Records for the task:
Start
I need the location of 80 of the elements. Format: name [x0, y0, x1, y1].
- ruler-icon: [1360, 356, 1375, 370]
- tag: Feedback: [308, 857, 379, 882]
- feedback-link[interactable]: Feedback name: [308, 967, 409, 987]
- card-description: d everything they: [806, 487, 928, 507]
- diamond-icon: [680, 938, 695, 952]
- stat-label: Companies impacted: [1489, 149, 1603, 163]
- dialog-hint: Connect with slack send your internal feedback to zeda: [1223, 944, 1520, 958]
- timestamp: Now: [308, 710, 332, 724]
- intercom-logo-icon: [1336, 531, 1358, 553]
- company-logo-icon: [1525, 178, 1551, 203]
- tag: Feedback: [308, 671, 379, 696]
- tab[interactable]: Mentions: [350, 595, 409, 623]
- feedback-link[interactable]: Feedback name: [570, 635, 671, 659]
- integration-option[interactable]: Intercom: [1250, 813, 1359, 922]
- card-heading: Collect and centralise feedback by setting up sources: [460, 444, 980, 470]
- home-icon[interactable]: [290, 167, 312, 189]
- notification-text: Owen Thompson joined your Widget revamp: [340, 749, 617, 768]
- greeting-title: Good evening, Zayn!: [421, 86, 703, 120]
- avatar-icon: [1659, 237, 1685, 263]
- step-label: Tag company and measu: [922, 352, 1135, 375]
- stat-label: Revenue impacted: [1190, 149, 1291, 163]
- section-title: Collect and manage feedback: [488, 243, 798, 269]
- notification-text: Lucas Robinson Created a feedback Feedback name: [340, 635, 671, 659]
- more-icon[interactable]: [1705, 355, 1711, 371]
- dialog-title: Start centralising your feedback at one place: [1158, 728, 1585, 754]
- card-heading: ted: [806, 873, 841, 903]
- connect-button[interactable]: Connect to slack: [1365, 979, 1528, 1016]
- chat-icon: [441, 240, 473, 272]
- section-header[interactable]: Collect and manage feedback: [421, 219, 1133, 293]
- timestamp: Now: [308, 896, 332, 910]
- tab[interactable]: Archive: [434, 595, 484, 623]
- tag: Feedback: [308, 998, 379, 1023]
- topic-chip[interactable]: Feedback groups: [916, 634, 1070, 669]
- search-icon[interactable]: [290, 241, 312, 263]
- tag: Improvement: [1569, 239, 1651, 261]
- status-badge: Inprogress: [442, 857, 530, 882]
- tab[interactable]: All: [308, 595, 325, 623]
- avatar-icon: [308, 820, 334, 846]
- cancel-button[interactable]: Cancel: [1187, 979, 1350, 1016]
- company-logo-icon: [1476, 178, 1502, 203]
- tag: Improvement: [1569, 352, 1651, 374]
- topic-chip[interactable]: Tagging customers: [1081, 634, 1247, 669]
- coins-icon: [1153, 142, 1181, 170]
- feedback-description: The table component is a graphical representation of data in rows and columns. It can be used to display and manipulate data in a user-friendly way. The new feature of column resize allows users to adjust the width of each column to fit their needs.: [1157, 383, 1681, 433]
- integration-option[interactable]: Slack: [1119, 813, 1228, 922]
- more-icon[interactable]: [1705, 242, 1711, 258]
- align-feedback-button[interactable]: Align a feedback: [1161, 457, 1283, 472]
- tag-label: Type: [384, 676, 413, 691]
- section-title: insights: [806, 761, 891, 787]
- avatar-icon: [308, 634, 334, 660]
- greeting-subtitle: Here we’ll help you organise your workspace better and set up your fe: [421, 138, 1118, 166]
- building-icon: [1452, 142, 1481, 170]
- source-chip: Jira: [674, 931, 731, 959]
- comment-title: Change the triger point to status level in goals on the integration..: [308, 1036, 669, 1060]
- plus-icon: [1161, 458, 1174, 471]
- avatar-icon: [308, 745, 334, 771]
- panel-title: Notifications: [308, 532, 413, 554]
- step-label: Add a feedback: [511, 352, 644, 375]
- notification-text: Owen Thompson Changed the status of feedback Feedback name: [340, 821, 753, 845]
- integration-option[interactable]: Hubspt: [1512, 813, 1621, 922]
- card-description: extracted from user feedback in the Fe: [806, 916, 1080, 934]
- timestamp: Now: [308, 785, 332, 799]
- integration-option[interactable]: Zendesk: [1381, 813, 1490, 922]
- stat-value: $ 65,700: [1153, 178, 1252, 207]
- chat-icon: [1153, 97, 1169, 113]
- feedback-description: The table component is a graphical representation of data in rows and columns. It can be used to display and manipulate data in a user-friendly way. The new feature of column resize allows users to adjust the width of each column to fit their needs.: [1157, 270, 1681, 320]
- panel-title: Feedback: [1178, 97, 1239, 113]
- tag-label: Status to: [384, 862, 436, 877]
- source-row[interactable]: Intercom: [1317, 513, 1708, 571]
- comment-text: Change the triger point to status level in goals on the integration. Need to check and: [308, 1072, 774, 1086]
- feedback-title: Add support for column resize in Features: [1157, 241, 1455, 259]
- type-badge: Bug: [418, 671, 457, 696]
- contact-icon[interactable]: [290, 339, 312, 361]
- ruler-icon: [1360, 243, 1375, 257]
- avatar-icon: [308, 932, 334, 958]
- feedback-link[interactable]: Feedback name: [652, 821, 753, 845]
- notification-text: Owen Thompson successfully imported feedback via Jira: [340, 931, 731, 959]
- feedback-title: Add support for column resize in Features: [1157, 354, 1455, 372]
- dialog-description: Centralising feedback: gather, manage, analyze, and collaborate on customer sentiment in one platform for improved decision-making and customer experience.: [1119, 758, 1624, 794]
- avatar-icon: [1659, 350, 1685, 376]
End
Problem details:
Arrange the lines above as a JSON list of strings, one string per line, leaving out any blank lines.

Response for this exercise:
[
  "I need the location of 80 of the elements. Format: name [x0, y0, x1, y1].",
  "- ruler-icon: [1360, 356, 1375, 370]",
  "- tag: Feedback: [308, 857, 379, 882]",
  "- feedback-link[interactable]: Feedback name: [308, 967, 409, 987]",
  "- card-description: d everything they: [806, 487, 928, 507]",
  "- diamond-icon: [680, 938, 695, 952]",
  "- stat-label: Companies impacted: [1489, 149, 1603, 163]",
  "- dialog-hint: Connect with slack send your internal feedback to zeda: [1223, 944, 1520, 958]",
  "- timestamp: Now: [308, 710, 332, 724]",
  "- intercom-logo-icon: [1336, 531, 1358, 553]",
  "- company-logo-icon: [1525, 178, 1551, 203]",
  "- tag: Feedback: [308, 671, 379, 696]",
  "- tab[interactable]: Mentions: [350, 595, 409, 623]",
  "- feedback-link[interactable]: Feedback name: [570, 635, 671, 659]",
  "- integration-option[interactable]: Intercom: [1250, 813, 1359, 922]",
  "- card-heading: Collect and centralise feedback by setting up sources: [460, 444, 980, 470]",
  "- home-icon[interactable]: [290, 167, 312, 189]",
  "- notification-text: Owen Thompson joined your Widget revamp: [340, 749, 617, 768]",
  "- greeting-title: Good evening, Zayn!: [421, 86, 703, 120]",
  "- avatar-icon: [1659, 237, 1685, 263]",
  "- step-label: Tag company and measu: [922, 352, 1135, 375]",
  "- stat-label: Revenue impacted: [1190, 149, 1291, 163]",
  "- section-title: Collect and manage feedback: [488, 243, 798, 269]",
  "- notification-text: Lucas Robinson Created a feedback Feedback name: [340, 635, 671, 659]",
  "- more-icon[interactable]: [1705, 355, 1711, 371]",
  "- dialog-title: Start centralising your feedback at one place: [1158, 728, 1585, 754]",
  "- card-heading: ted: [806, 873, 841, 903]",
  "- connect-button[interactable]: Connect to slack: [1365, 979, 1528, 1016]",
  "- chat-icon: [441, 240, 473, 272]",
  "- section-header[interactable]: Collect and manage feedback: [421, 219, 1133, 293]",
  "- timestamp: Now: [308, 896, 332, 910]",
  "- tab[interactable]: Archive: [434, 595, 484, 623]",
  "- tag: Feedback: [308, 998, 379, 1023]",
  "- topic-chip[interactable]: Feedback groups: [916, 634, 1070, 669]",
  "- search-icon[interactable]: [290, 241, 312, 263]",
  "- tag: Improvement: [1569, 239, 1651, 261]",
  "- status-badge: Inprogress: [442, 857, 530, 882]",
  "- tab[interactable]: All: [308, 595, 325, 623]",
  "- avatar-icon: [308, 820, 334, 846]",
  "- cancel-button[interactable]: Cancel: [1187, 979, 1350, 1016]",
  "- company-logo-icon: [1476, 178, 1502, 203]",
  "- tag: Improvement: [1569, 352, 1651, 374]",
  "- topic-chip[interactable]: Tagging customers: [1081, 634, 1247, 669]",
  "- coins-icon: [1153, 142, 1181, 170]",
  "- feedback-description: The table component is a graphical representation of data in rows and columns. It can be used to display and manipulate data in a user-friendly way. The new feature of column resize allows users to adjust the width of each column to fit their needs.: [1157, 383, 1681, 433]",
  "- integration-option[interactable]: Slack: [1119, 813, 1228, 922]",
  "- more-icon[interactable]: [1705, 242, 1711, 258]",
  "- align-feedback-button[interactable]: Align a feedback: [1161, 457, 1283, 472]",
  "- tag-label: Type: [384, 676, 413, 691]",
  "- section-title: insights: [806, 761, 891, 787]",
  "- avatar-icon: [308, 634, 334, 660]",
  "- greeting-subtitle: Here we’ll help you organise your workspace better and set up your fe: [421, 138, 1118, 166]",
  "- building-icon: [1452, 142, 1481, 170]",
  "- source-chip: Jira: [674, 931, 731, 959]",
  "- comment-title: Change the triger point to status level in goals on the integration..: [308, 1036, 669, 1060]",
  "- plus-icon: [1161, 458, 1174, 471]",
  "- avatar-icon: [308, 745, 334, 771]",
  "- panel-title: Notifications: [308, 532, 413, 554]",
  "- step-label: Add a feedback: [511, 352, 644, 375]",
  "- notification-text: Owen Thompson Changed the status of feedback Feedback name: [340, 821, 753, 845]",
  "- integration-option[interactable]: Hubspt: [1512, 813, 1621, 922]",
  "- card-description: extracted from user feedback in the Fe: [806, 916, 1080, 934]",
  "- timestamp: Now: [308, 785, 332, 799]",
  "- integration-option[interactable]: Zendesk: [1381, 813, 1490, 922]",
  "- stat-value: $ 65,700: [1153, 178, 1252, 207]",
  "- chat-icon: [1153, 97, 1169, 113]",
  "- feedback-description: The table component is a graphical representation of data in rows and columns. It can be used to display and manipulate data in a user-friendly way. The new feature of column resize allows users to adjust the width of each column to fit their needs.: [1157, 270, 1681, 320]",
  "- panel-title: Feedback: [1178, 97, 1239, 113]",
  "- tag-label: Status to: [384, 862, 436, 877]",
  "- source-row[interactable]: Intercom: [1317, 513, 1708, 571]",
  "- comment-text: Change the triger point to status level in goals on the integration. Need to check and: [308, 1072, 774, 1086]",
  "- feedback-title: Add support for column resize in Features: [1157, 241, 1455, 259]",
  "- type-badge: Bug: [418, 671, 457, 696]",
  "- contact-icon[interactable]: [290, 339, 312, 361]",
  "- ruler-icon: [1360, 243, 1375, 257]",
  "- avatar-icon: [308, 932, 334, 958]",
  "- feedback-link[interactable]: Feedback name: [652, 821, 753, 845]",
  "- notification-text: Owen Thompson successfully imported feedback via Jira: [340, 931, 731, 959]",
  "- feedback-title: Add support for column resize in Features: [1157, 354, 1455, 372]",
  "- dialog-description: Centralising feedback: gather, manage, analyze, and collaborate on customer sentiment in one platform for improved decision-making and customer experience.: [1119, 758, 1624, 794]",
  "- avatar-icon: [1659, 350, 1685, 376]"
]